■ Short problem
Each record below should be output verbatim, without pictures.

■ Given entries
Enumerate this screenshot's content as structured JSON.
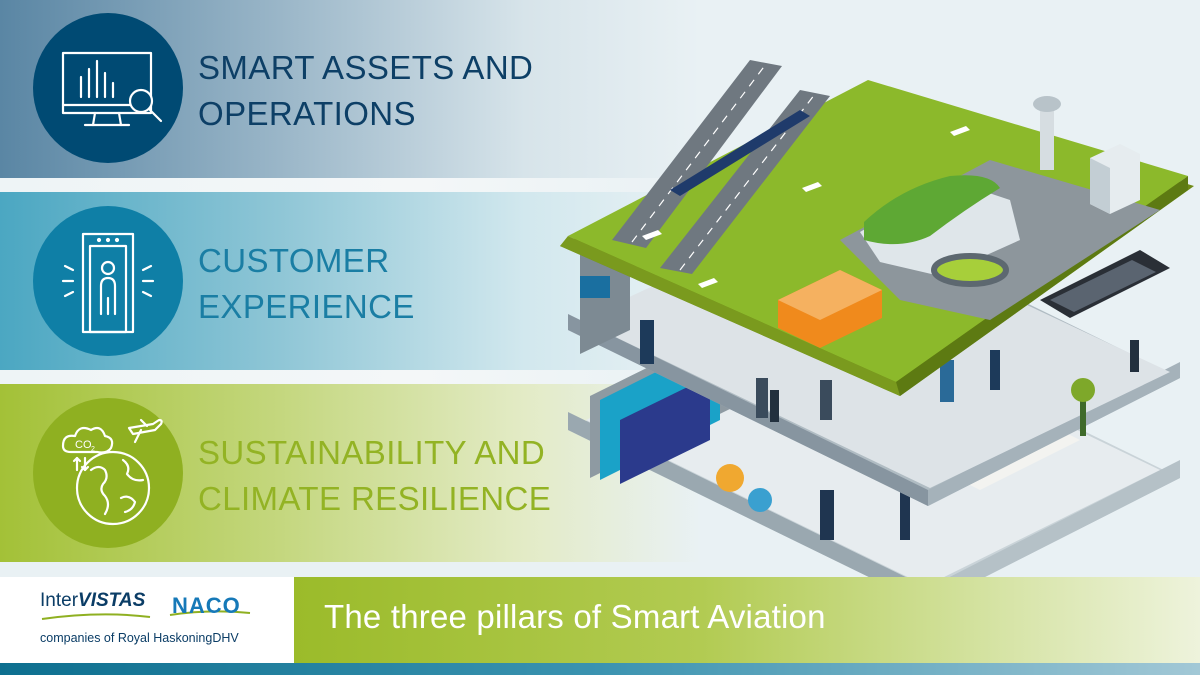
{
  "pillars": [
    {
      "line1": "SMART ASSETS AND",
      "line2": "OPERATIONS",
      "icon": "monitor-analytics-icon",
      "color": "#004a73"
    },
    {
      "line1": "CUSTOMER",
      "line2": "EXPERIENCE",
      "icon": "security-scanner-icon",
      "color": "#0f7fa6"
    },
    {
      "line1": "SUSTAINABILITY AND",
      "line2": "CLIMATE RESILIENCE",
      "icon": "globe-co2-plane-icon",
      "color": "#8fb021"
    }
  ],
  "footer": {
    "caption": "The three pillars of Smart Aviation",
    "logo_intervistas_a": "Inter",
    "logo_intervistas_b": "VISTAS",
    "logo_naco": "NACO",
    "logo_subtitle": "companies of Royal HaskoningDHV"
  },
  "colors": {
    "navy": "#004a73",
    "teal": "#0f7fa6",
    "green": "#8fb021",
    "footer_green": "#9bbb2a"
  }
}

■ Final result
Enumerate this screenshot's content as structured JSON.
{
  "pillars": [
    {
      "line1": "SMART ASSETS AND",
      "line2": "OPERATIONS",
      "icon": "monitor-analytics-icon",
      "color": "#004a73"
    },
    {
      "line1": "CUSTOMER",
      "line2": "EXPERIENCE",
      "icon": "security-scanner-icon",
      "color": "#0f7fa6"
    },
    {
      "line1": "SUSTAINABILITY AND",
      "line2": "CLIMATE RESILIENCE",
      "icon": "globe-co2-plane-icon",
      "color": "#8fb021"
    }
  ],
  "footer": {
    "caption": "The three pillars of Smart Aviation",
    "logo_intervistas_a": "Inter",
    "logo_intervistas_b": "VISTAS",
    "logo_naco": "NACO",
    "logo_subtitle": "companies of Royal HaskoningDHV"
  },
  "colors": {
    "navy": "#004a73",
    "teal": "#0f7fa6",
    "green": "#8fb021",
    "footer_green": "#9bbb2a"
  }
}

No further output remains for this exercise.